__Prompt__.
Print, exactly and completely, every entry in the data.

Extracted records:
- - - -

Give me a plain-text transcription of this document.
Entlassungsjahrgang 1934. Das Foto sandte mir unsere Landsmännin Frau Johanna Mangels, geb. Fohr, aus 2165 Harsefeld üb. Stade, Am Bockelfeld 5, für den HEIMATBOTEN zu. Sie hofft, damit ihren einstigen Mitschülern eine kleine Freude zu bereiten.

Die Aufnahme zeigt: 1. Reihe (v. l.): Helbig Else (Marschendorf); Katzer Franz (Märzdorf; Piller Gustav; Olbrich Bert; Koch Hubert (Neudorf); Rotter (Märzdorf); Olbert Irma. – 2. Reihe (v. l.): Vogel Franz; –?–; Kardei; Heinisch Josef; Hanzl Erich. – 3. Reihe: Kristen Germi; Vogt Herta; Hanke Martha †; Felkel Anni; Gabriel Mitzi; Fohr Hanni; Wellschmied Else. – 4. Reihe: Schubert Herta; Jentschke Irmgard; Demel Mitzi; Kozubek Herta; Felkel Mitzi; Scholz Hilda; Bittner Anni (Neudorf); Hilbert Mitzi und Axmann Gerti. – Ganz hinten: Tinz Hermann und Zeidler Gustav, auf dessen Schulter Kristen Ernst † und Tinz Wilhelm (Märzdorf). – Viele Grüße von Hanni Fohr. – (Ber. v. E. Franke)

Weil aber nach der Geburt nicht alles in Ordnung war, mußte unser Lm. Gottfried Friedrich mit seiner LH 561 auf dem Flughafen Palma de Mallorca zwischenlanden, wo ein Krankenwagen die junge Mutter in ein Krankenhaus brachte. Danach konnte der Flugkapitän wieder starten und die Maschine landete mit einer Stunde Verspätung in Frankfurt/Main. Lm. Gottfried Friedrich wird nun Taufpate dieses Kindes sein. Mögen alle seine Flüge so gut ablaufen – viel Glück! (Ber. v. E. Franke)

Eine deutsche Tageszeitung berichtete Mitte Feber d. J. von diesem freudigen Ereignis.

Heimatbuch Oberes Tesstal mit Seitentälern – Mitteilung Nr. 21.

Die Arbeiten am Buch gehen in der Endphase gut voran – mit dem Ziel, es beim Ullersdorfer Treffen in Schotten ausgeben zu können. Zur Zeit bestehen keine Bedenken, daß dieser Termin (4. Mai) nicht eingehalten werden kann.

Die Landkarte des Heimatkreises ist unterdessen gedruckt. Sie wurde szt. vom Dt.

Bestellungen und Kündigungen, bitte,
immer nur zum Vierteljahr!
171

- - - -

__The reply__.
Give me a plain-text transcription of this document.
Entlassungsjahrgang 1934. Das Foto sandte mir unsere Landsmännin Frau Johanna Mangels, geb. Fohr, aus 2165 Harsefeld üb. Stade, Am Bockelfeld 5, für den HEIMATBOTEN zu. Sie hofft, damit ihren einstigen Mitschülern eine kleine Freude zu bereiten.

Die Aufnahme zeigt: 1. Reihe (v. l.): Helbig Else (Marschendorf); Katzer Franz (Märzdorf; Piller Gustav; Olbrich Bert; Koch Hubert (Neudorf); Rotter (Märzdorf); Olbert Irma. – 2. Reihe (v. l.): Vogel Franz; –?–; Kardei; Heinisch Josef; Hanzl Erich. – 3. Reihe: Kristen Germi; Vogt Herta; Hanke Martha †; Felkel Anni; Gabriel Mitzi; Fohr Hanni; Wellschmied Else. – 4. Reihe: Schubert Herta; Jentschke Irmgard; Demel Mitzi; Kozubek Herta; Felkel Mitzi; Scholz Hilda; Bittner Anni (Neudorf); Hilbert Mitzi und Axmann Gerti. – Ganz hinten: Tinz Hermann und Zeidler Gustav, auf dessen Schulter Kristen Ernst † und Tinz Wilhelm (Märzdorf). – Viele Grüße von Hanni Fohr. – (Ber. v. E. Franke)

Weil aber nach der Geburt nicht alles in Ordnung war, mußte unser Lm. Gottfried Friedrich mit seiner LH 561 auf dem Flughafen Palma de Mallorca zwischenlanden, wo ein Krankenwagen die junge Mutter in ein Krankenhaus brachte. Danach konnte der Flugkapitän wieder starten und die Maschine landete mit einer Stunde Verspätung in Frankfurt/Main. Lm. Gottfried Friedrich wird nun Taufpate dieses Kindes sein. Mögen alle seine Flüge so gut ablaufen – viel Glück! (Ber. v. E. Franke)

Eine deutsche Tageszeitung berichtete Mitte Feber d. J. von diesem freudigen Ereignis.

Heimatbuch Oberes Tesstal mit Seitentälern – Mitteilung Nr. 21.

Die Arbeiten am Buch gehen in der Endphase gut voran – mit dem Ziel, es beim Ullersdorfer Treffen in Schotten ausgeben zu können. Zur Zeit bestehen keine Bedenken, daß dieser Termin (4. Mai) nicht eingehalten werden kann.

Die Landkarte des Heimatkreises ist unterdessen gedruckt. Sie wurde szt. vom Dt.

Bestellungen und Kündigungen, bitte,
immer nur zum Vierteljahr!
171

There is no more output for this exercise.